The problem
Print the listing as it stands, omitting all images.

(Data records)

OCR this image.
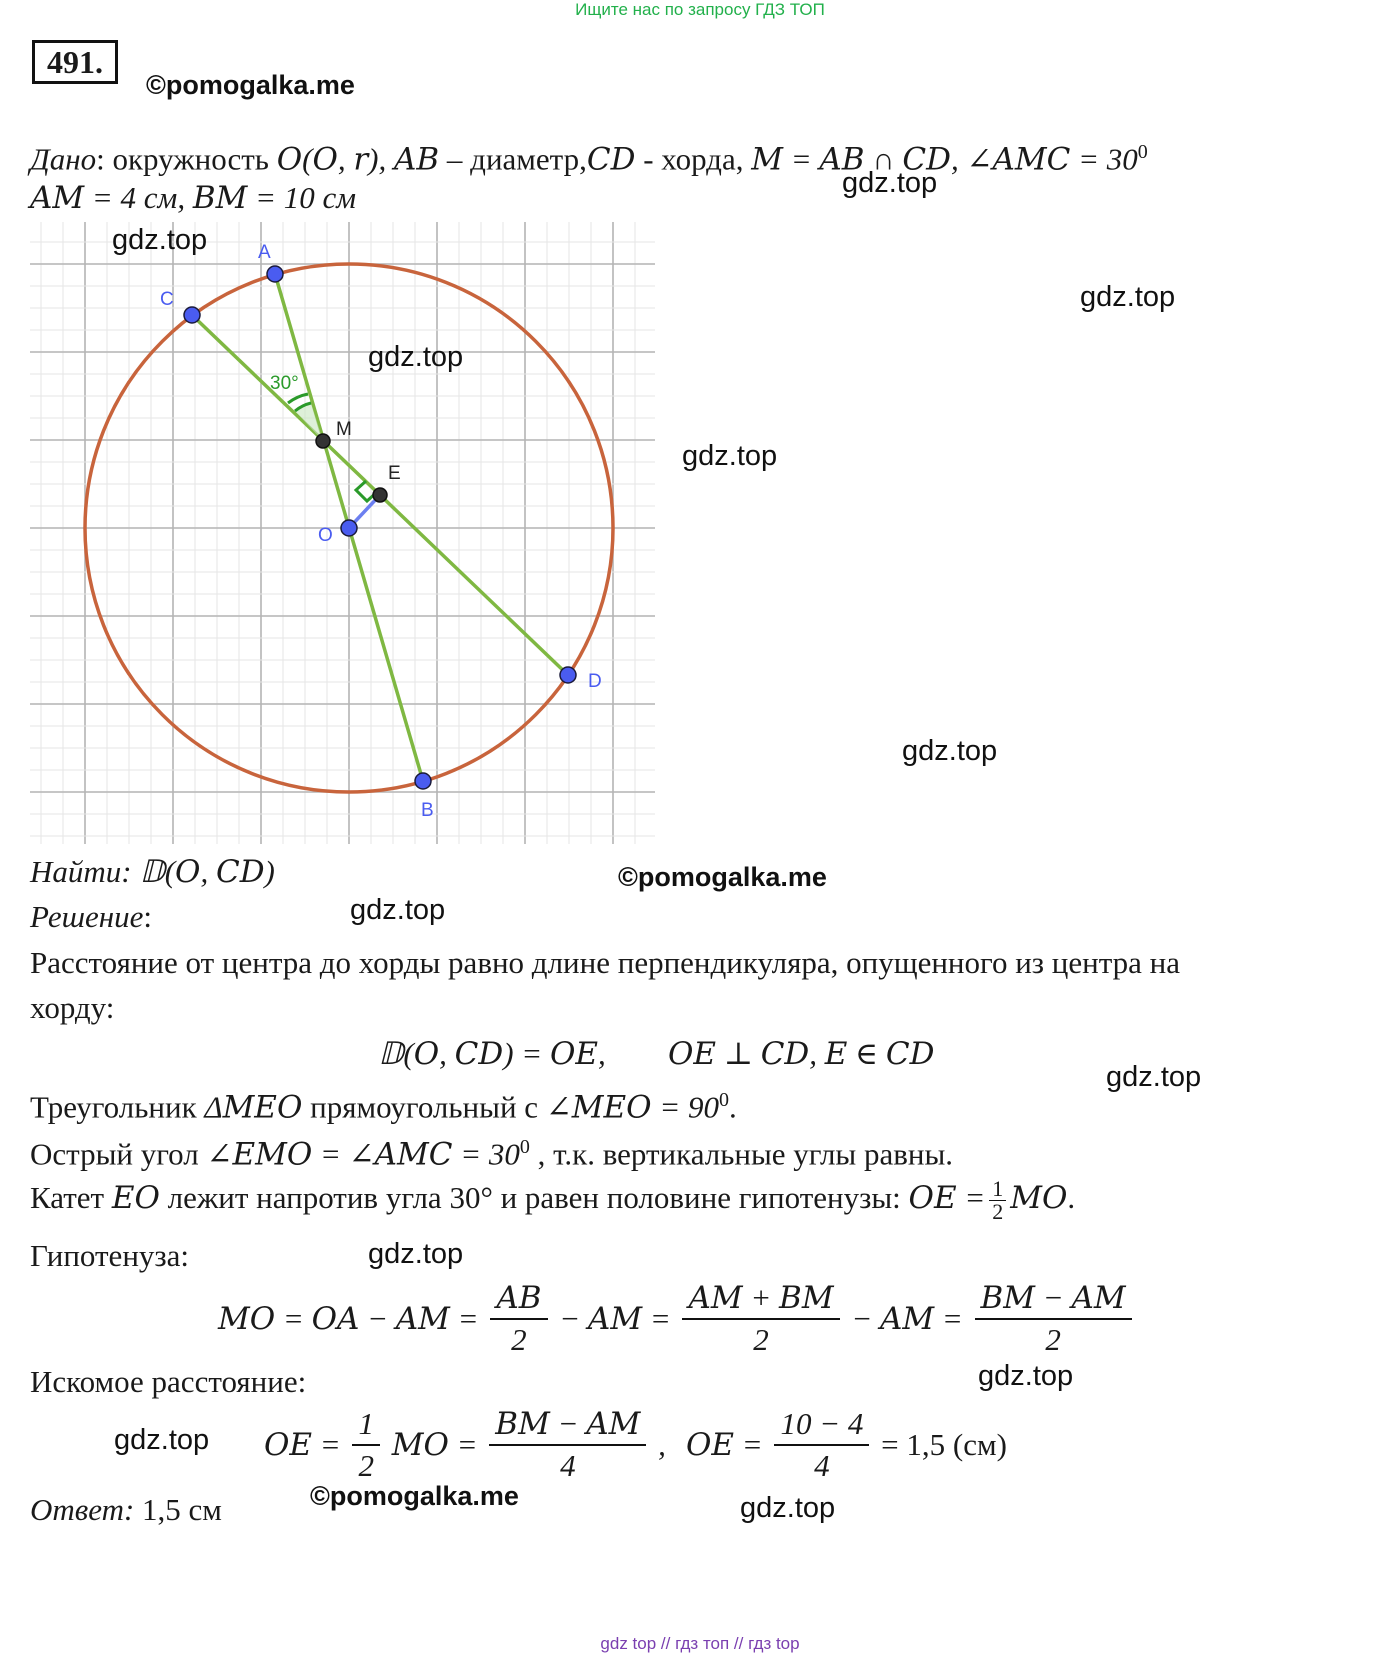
Ищите нас по запросу ГДЗ ТОП
491.
©pomogalka.me
Дано: окружность 𝑂(𝑂, 𝑟), 𝐴𝐵 – диаметр,𝐶𝐷 - хорда, 𝑀 = 𝐴𝐵 ∩ 𝐶𝐷, ∠𝐴𝑀𝐶 = $30^0$
𝐴𝑀 = 4 см, 𝐵𝑀 = 10 см
A
C
M
E
O
D
B
30°
Найти: 𝔻(𝑂, 𝐶𝐷)
Решение:
Расстояние от центра до хорды равно длине перпендикуляра, опущенного из центра на
хорду:
𝔻(𝑂, 𝐶𝐷) = 𝑂𝐸, 𝑂𝐸 ⊥ 𝐶𝐷, 𝐸 ∈ 𝐶𝐷
Треугольник Δ𝑀𝐸𝑂 прямоугольный с ∠𝑀𝐸𝑂 = $90^0$.
Острый угол ∠𝐸𝑀𝑂 = ∠𝐴𝑀𝐶 = $30^0$ , т.к. вертикальные углы равны.
Катет 𝐸𝑂 лежит напротив угла 30° и равен половине гипотенузы: 𝑂𝐸 = $\frac{1}{2}$ 𝑀𝑂.
Гипотенуза:
𝑀𝑂 = 𝑂𝐴 − 𝐴𝑀 = $\frac{\text{𝐴𝐵}}{2}$ − 𝐴𝑀 = $\frac{\text{𝐴𝑀 + 𝐵𝑀}}{2}$ − 𝐴𝑀 = $\frac{\text{𝐵𝑀 − 𝐴𝑀}}{2}$
Искомое расстояние:
𝑂𝐸 = $\frac{1}{2}$ 𝑀𝑂 = $\frac{\text{𝐵𝑀 − 𝐴𝑀}}{4}$ , 𝑂𝐸 = $\frac{10 - 4}{4} = 1,5$ (см)
Ответ: 1,5 см
gdz.top
gdz.top
gdz.top
gdz.top
gdz.top
gdz.top
©pomogalka.me
gdz.top
gdz.top
gdz.top
gdz.top
gdz.top
©pomogalka.me	gdz.top
gdz top // гдз топ // гдз top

Output for this exercise
OCR this image.
Ищите нас по запросу ГДЗ ТОП
491.
©pomogalka.me
Дано: окружность 𝑂(𝑂, 𝑟), 𝐴𝐵 – диаметр,𝐶𝐷 - хорда, 𝑀 = 𝐴𝐵 ∩ 𝐶𝐷, ∠𝐴𝑀𝐶 = $30^0$
𝐴𝑀 = 4 см, 𝐵𝑀 = 10 см
A
C
M
E
O
D
B
30°
Найти: 𝔻(𝑂, 𝐶𝐷)
Решение:
Расстояние от центра до хорды равно длине перпендикуляра, опущенного из центра на
хорду:
𝔻(𝑂, 𝐶𝐷) = 𝑂𝐸, 𝑂𝐸 ⊥ 𝐶𝐷, 𝐸 ∈ 𝐶𝐷
Треугольник Δ𝑀𝐸𝑂 прямоугольный с ∠𝑀𝐸𝑂 = $90^0$.
Острый угол ∠𝐸𝑀𝑂 = ∠𝐴𝑀𝐶 = $30^0$ , т.к. вертикальные углы равны.
Катет 𝐸𝑂 лежит напротив угла 30° и равен половине гипотенузы: 𝑂𝐸 = $\frac{1}{2}$ 𝑀𝑂.
Гипотенуза:
𝑀𝑂 = 𝑂𝐴 − 𝐴𝑀 = $\frac{\text{𝐴𝐵}}{2}$ − 𝐴𝑀 = $\frac{\text{𝐴𝑀 + 𝐵𝑀}}{2}$ − 𝐴𝑀 = $\frac{\text{𝐵𝑀 − 𝐴𝑀}}{2}$
Искомое расстояние:
𝑂𝐸 = $\frac{1}{2}$ 𝑀𝑂 = $\frac{\text{𝐵𝑀 − 𝐴𝑀}}{4}$ , 𝑂𝐸 = $\frac{10 - 4}{4} = 1,5$ (см)
Ответ: 1,5 см
gdz.top
gdz.top
gdz.top
gdz.top
gdz.top
gdz.top
©pomogalka.me
gdz.top
gdz.top
gdz.top
gdz.top
gdz.top
©pomogalka.me	gdz.top
gdz top // гдз топ // гдз top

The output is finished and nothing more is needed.